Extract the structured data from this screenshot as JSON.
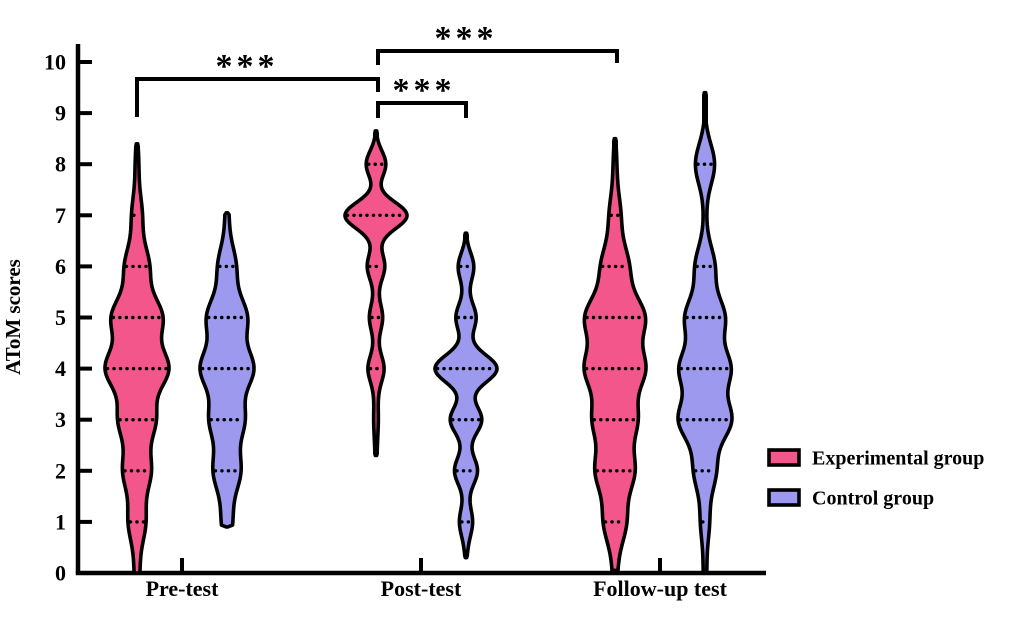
{
  "figure": {
    "background": "#ffffff",
    "axis_color": "#000000"
  },
  "legend": {
    "items": [
      {
        "label": "Experimental group",
        "color": "#F2568B"
      },
      {
        "label": "Control group",
        "color": "#9C99EE"
      }
    ]
  },
  "chart_data": {
    "type": "violin",
    "title": "",
    "xlabel": "",
    "ylabel": "AToM scores",
    "ylim": [
      0,
      10
    ],
    "yticks": [
      "0",
      "1",
      "2",
      "3",
      "4",
      "5",
      "6",
      "7",
      "8",
      "9",
      "10"
    ],
    "grid": false,
    "legend_position": "right",
    "categories": [
      "Pre-test",
      "Post-test",
      "Follow-up test"
    ],
    "series": [
      {
        "name": "Experimental group",
        "color": "#F2568B"
      },
      {
        "name": "Control group",
        "color": "#9C99EE"
      }
    ],
    "violins": [
      {
        "group": 0,
        "series": 0,
        "range": [
          0,
          8.4
        ],
        "sigma": 0.4,
        "max_halfwidth": 32,
        "score_weights": [
          [
            0,
            0.3
          ],
          [
            1,
            1.0
          ],
          [
            2,
            1.6
          ],
          [
            3,
            2.1
          ],
          [
            4,
            3.6
          ],
          [
            5,
            2.9
          ],
          [
            6,
            1.4
          ],
          [
            7,
            0.6
          ],
          [
            8,
            0.2
          ]
        ],
        "quantile_lines": [
          1,
          2,
          3,
          4,
          5,
          6,
          7
        ]
      },
      {
        "group": 0,
        "series": 1,
        "range": [
          0.9,
          7.05
        ],
        "sigma": 0.4,
        "max_halfwidth": 27,
        "score_weights": [
          [
            1,
            0.6
          ],
          [
            2,
            1.5
          ],
          [
            3,
            1.9
          ],
          [
            4,
            2.9
          ],
          [
            5,
            2.2
          ],
          [
            6,
            1.0
          ],
          [
            7,
            0.2
          ]
        ],
        "quantile_lines": [
          2,
          3,
          4,
          5,
          6
        ]
      },
      {
        "group": 1,
        "series": 0,
        "range": [
          2.3,
          8.65
        ],
        "sigma": 0.26,
        "max_halfwidth": 31,
        "score_weights": [
          [
            2.5,
            0.08
          ],
          [
            3,
            0.14
          ],
          [
            3.5,
            0.1
          ],
          [
            4,
            0.55
          ],
          [
            4.5,
            0.08
          ],
          [
            5,
            0.45
          ],
          [
            5.5,
            0.08
          ],
          [
            6,
            0.6
          ],
          [
            6.5,
            0.1
          ],
          [
            7,
            2.2
          ],
          [
            8,
            0.7
          ]
        ],
        "quantile_lines": [
          4,
          5,
          6,
          7,
          8
        ]
      },
      {
        "group": 1,
        "series": 1,
        "range": [
          0.3,
          6.65
        ],
        "sigma": 0.27,
        "max_halfwidth": 31,
        "score_weights": [
          [
            0.5,
            0.08
          ],
          [
            1,
            0.45
          ],
          [
            1.5,
            0.08
          ],
          [
            2,
            0.8
          ],
          [
            2.5,
            0.1
          ],
          [
            3,
            1.1
          ],
          [
            3.5,
            0.12
          ],
          [
            4,
            2.2
          ],
          [
            4.5,
            0.1
          ],
          [
            5,
            0.7
          ],
          [
            5.5,
            0.08
          ],
          [
            6,
            0.55
          ]
        ],
        "quantile_lines": [
          1,
          2,
          3,
          4,
          5,
          6
        ]
      },
      {
        "group": 2,
        "series": 0,
        "range": [
          0.05,
          8.5
        ],
        "sigma": 0.42,
        "max_halfwidth": 31,
        "score_weights": [
          [
            0,
            0.2
          ],
          [
            1,
            1.0
          ],
          [
            2,
            1.7
          ],
          [
            3,
            1.9
          ],
          [
            4,
            2.6
          ],
          [
            5,
            2.6
          ],
          [
            6,
            1.2
          ],
          [
            7,
            0.5
          ],
          [
            8,
            0.15
          ]
        ],
        "quantile_lines": [
          1,
          2,
          3,
          4,
          5,
          6,
          7
        ]
      },
      {
        "group": 2,
        "series": 1,
        "range": [
          0,
          9.4
        ],
        "sigma": 0.4,
        "max_halfwidth": 27,
        "score_weights": [
          [
            0,
            0.15
          ],
          [
            1,
            0.4
          ],
          [
            2,
            1.0
          ],
          [
            3,
            2.4
          ],
          [
            4,
            2.3
          ],
          [
            5,
            1.8
          ],
          [
            6,
            0.9
          ],
          [
            7,
            0.1
          ],
          [
            8,
            0.9
          ]
        ],
        "quantile_lines": [
          1,
          2,
          3,
          4,
          5,
          6,
          7,
          8
        ]
      }
    ],
    "significance": [
      {
        "from": "Pre-test Experimental",
        "to": "Post-test Experimental",
        "label": "***"
      },
      {
        "from": "Post-test Experimental",
        "to": "Follow-up test Experimental",
        "label": "***"
      },
      {
        "from": "Post-test Experimental",
        "to": "Post-test Control",
        "label": "***"
      }
    ],
    "annotation_color": "#DF1011"
  }
}
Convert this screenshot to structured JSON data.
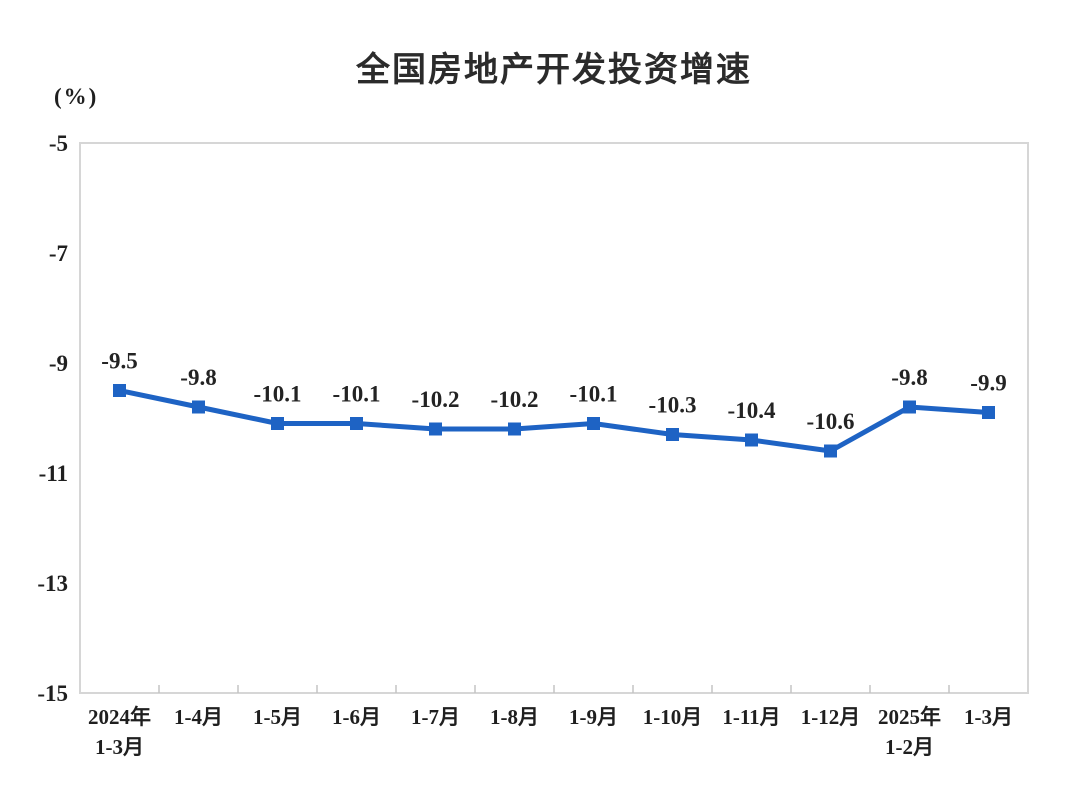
{
  "chart_data": {
    "type": "line",
    "title": "全国房地产开发投资增速",
    "ylabel": "(%)",
    "categories": [
      "2024年\n1-3月",
      "1-4月",
      "1-5月",
      "1-6月",
      "1-7月",
      "1-8月",
      "1-9月",
      "1-10月",
      "1-11月",
      "1-12月",
      "2025年\n1-2月",
      "1-3月"
    ],
    "values": [
      -9.5,
      -9.8,
      -10.1,
      -10.1,
      -10.2,
      -10.2,
      -10.1,
      -10.3,
      -10.4,
      -10.6,
      -9.8,
      -9.9
    ],
    "data_labels": [
      "-9.5",
      "-9.8",
      "-10.1",
      "-10.1",
      "-10.2",
      "-10.2",
      "-10.1",
      "-10.3",
      "-10.4",
      "-10.6",
      "-9.8",
      "-9.9"
    ],
    "ylim": [
      -15,
      -5
    ],
    "yticks": [
      -5,
      -7,
      -9,
      -11,
      -13,
      -15
    ],
    "grid": false,
    "legend_position": "none",
    "marker": "square",
    "colors": {
      "line": "#1e63c4",
      "marker": "#1e63c4",
      "frame": "#d6d6d6",
      "tick_mark": "#c4c4c4",
      "text": "#1f1f1f",
      "title_text": "#2b2b2b",
      "background": "#ffffff"
    }
  }
}
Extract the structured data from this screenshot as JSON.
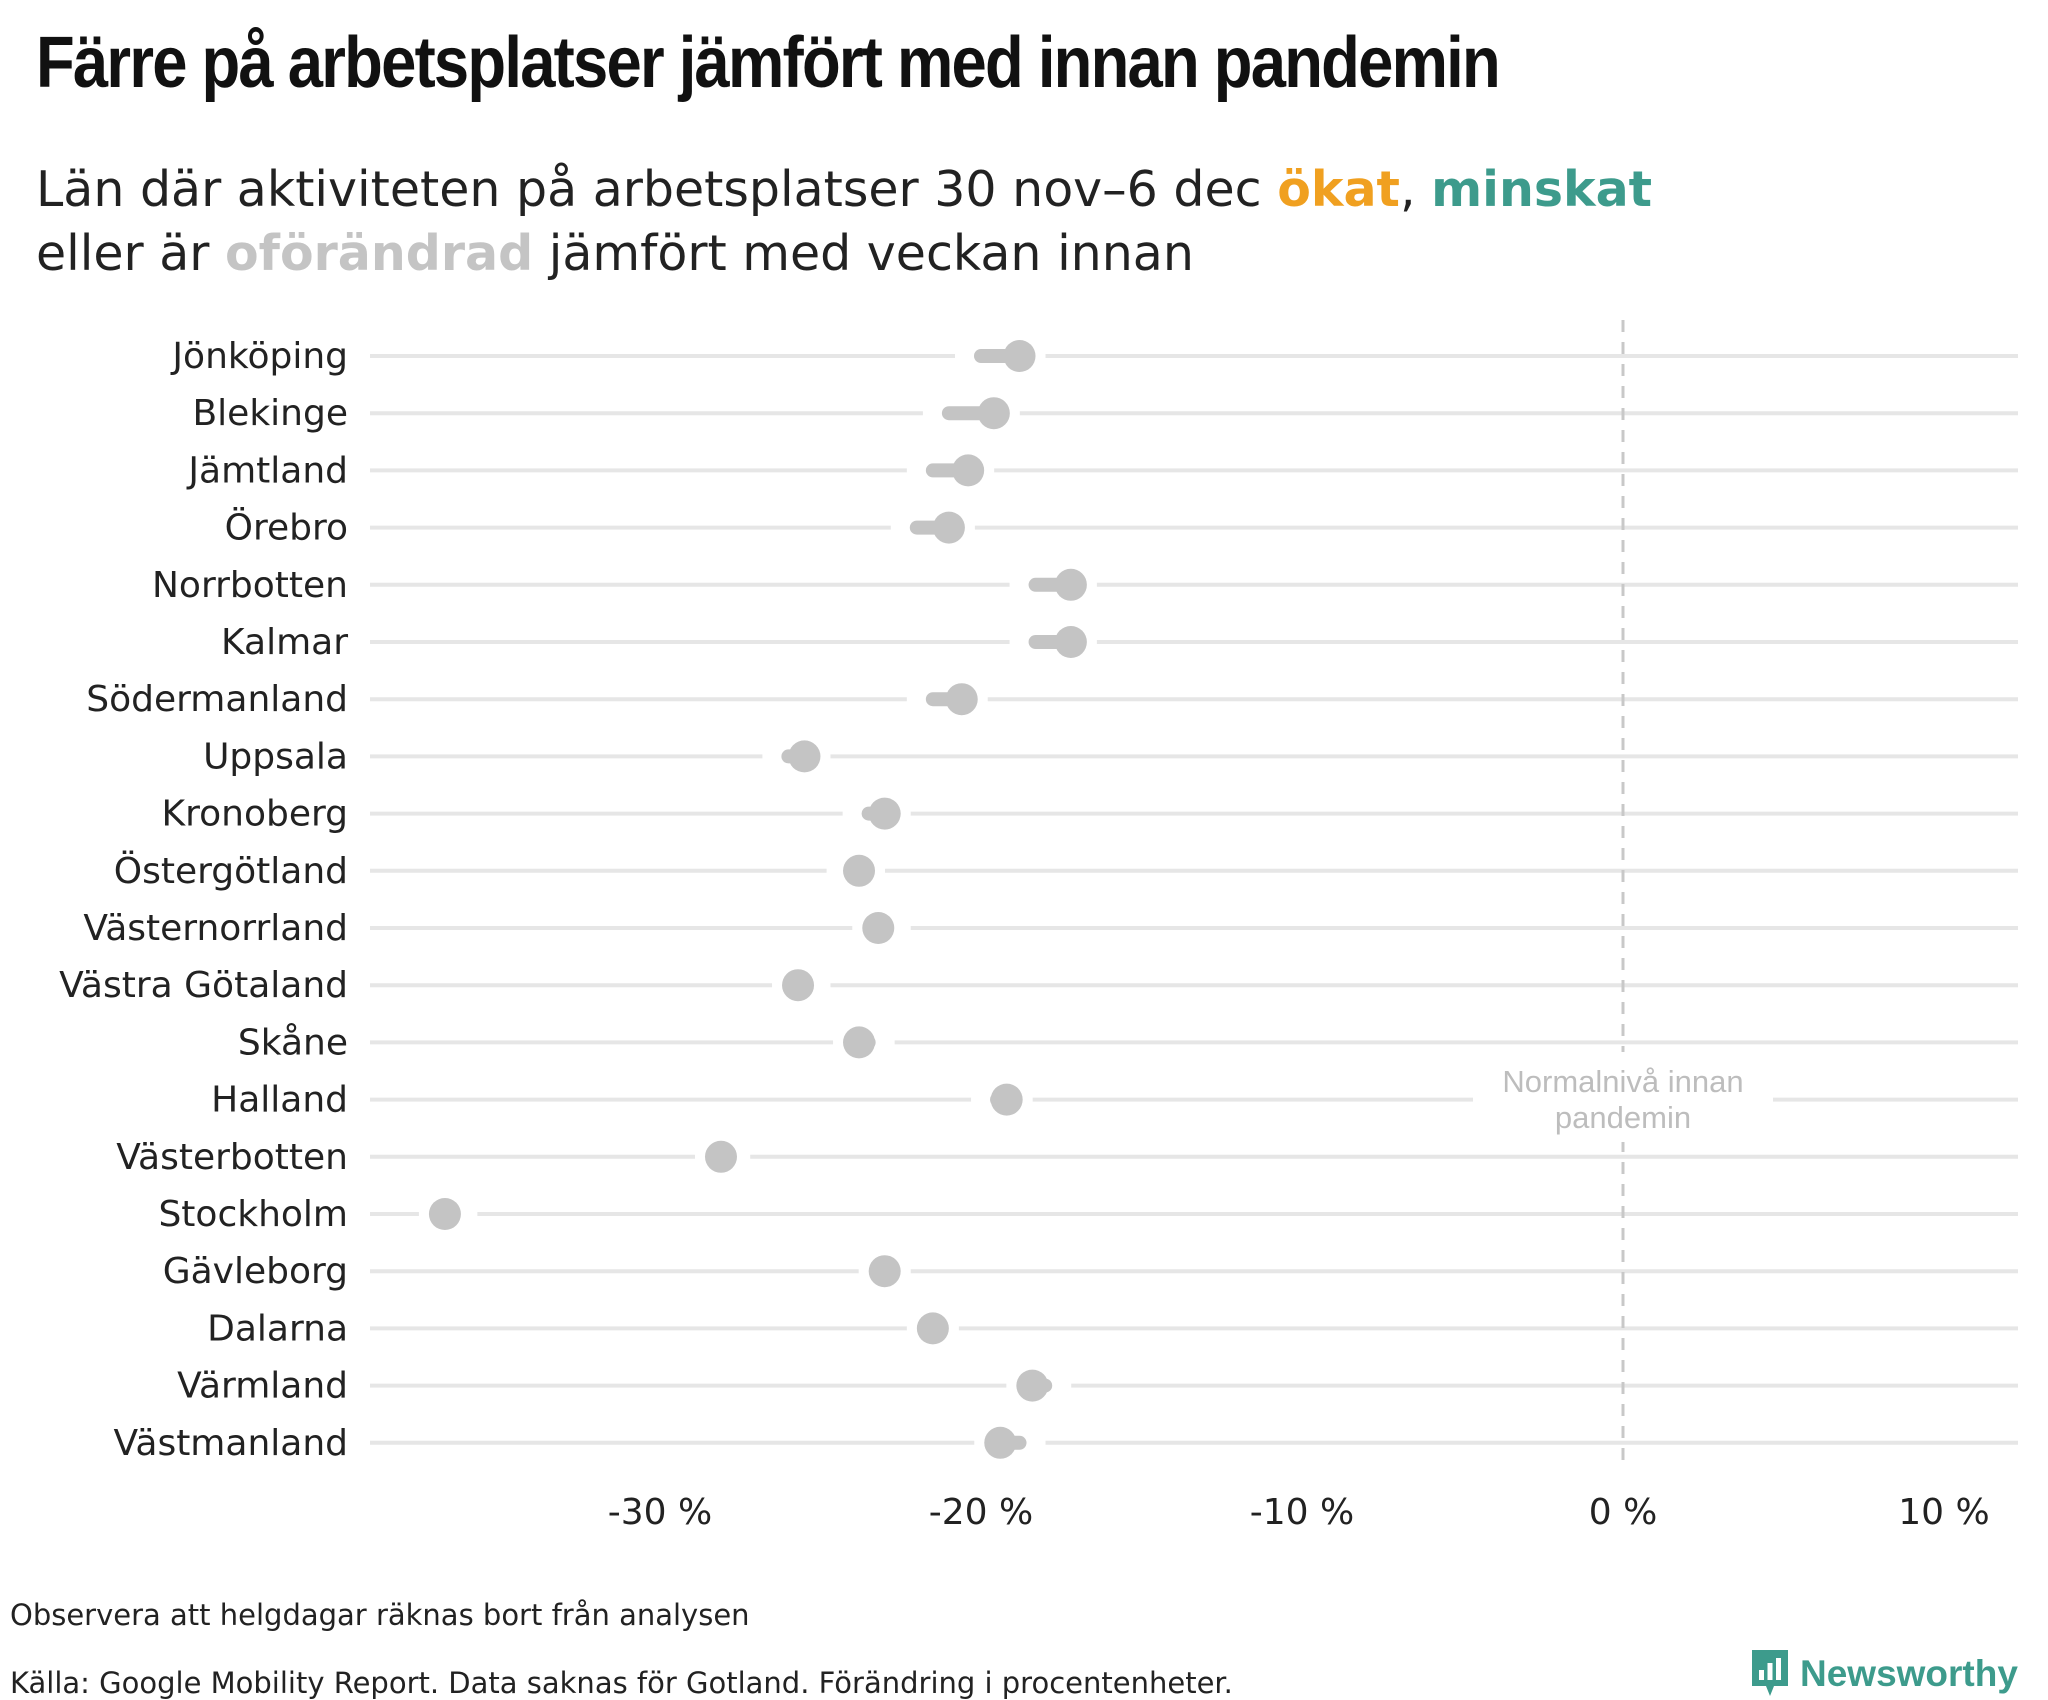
{
  "title": "Färre på arbetsplatser jämfört med innan pandemin",
  "subtitle": {
    "line1_prefix": "Län där aktiviteten på arbetsplatser 30 nov–6 dec ",
    "okat": "ökat",
    "comma": ", ",
    "minskat": "minskat",
    "line2_prefix": "eller är ",
    "oforandrad": "oförändrad",
    "line2_suffix": " jämfört med veckan innan"
  },
  "colors": {
    "okat": "#f0a020",
    "minskat": "#3d9b8c",
    "oforandrad": "#c4c4c4",
    "gridline": "#e6e6e6",
    "reference_line": "#c8c8c8"
  },
  "chart_data": {
    "type": "scatter",
    "x_unit": "%",
    "xlim": [
      -39,
      12.5
    ],
    "x_ticks": [
      -30,
      -20,
      -10,
      0,
      10
    ],
    "x_tick_labels": [
      "-30 %",
      "-20 %",
      "-10 %",
      "0 %",
      "10 %"
    ],
    "reference_line": {
      "x": 0,
      "label": "Normalnivå innan pandemin"
    },
    "categories": [
      "Jönköping",
      "Blekinge",
      "Jämtland",
      "Örebro",
      "Norrbotten",
      "Kalmar",
      "Södermanland",
      "Uppsala",
      "Kronoberg",
      "Östergötland",
      "Västernorrland",
      "Västra Götaland",
      "Skåne",
      "Halland",
      "Västerbotten",
      "Stockholm",
      "Gävleborg",
      "Dalarna",
      "Värmland",
      "Västmanland"
    ],
    "series": [
      {
        "name": "vecka innan",
        "values": [
          -20,
          -21,
          -21.5,
          -22,
          -18.3,
          -18.3,
          -21.5,
          -26,
          -23.5,
          -24,
          -23,
          -25.5,
          -23.5,
          -19.5,
          -28,
          -36.5,
          -23,
          -21.5,
          -18,
          -18.8
        ]
      },
      {
        "name": "30 nov–6 dec",
        "values": [
          -18.8,
          -19.6,
          -20.4,
          -21,
          -17.2,
          -17.2,
          -20.6,
          -25.5,
          -23,
          -23.8,
          -23.2,
          -25.7,
          -23.8,
          -19.2,
          -28.1,
          -36.7,
          -23,
          -21.5,
          -18.4,
          -19.4
        ]
      }
    ],
    "status": "oförändrad"
  },
  "footnotes": {
    "note": "Observera att helgdagar räknas bort från analysen",
    "source": "Källa: Google Mobility Report. Data saknas för Gotland. Förändring i procentenheter."
  },
  "logo": {
    "text": "Newsworthy",
    "icon": "newsworthy-logo-icon"
  }
}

--

• _Aim of the task_: Pick out every line with the string "Control" and copy it.

• _Written answer_:
        "label": "Control group",
        "name": "Control group",
        "to": "Post-test Control",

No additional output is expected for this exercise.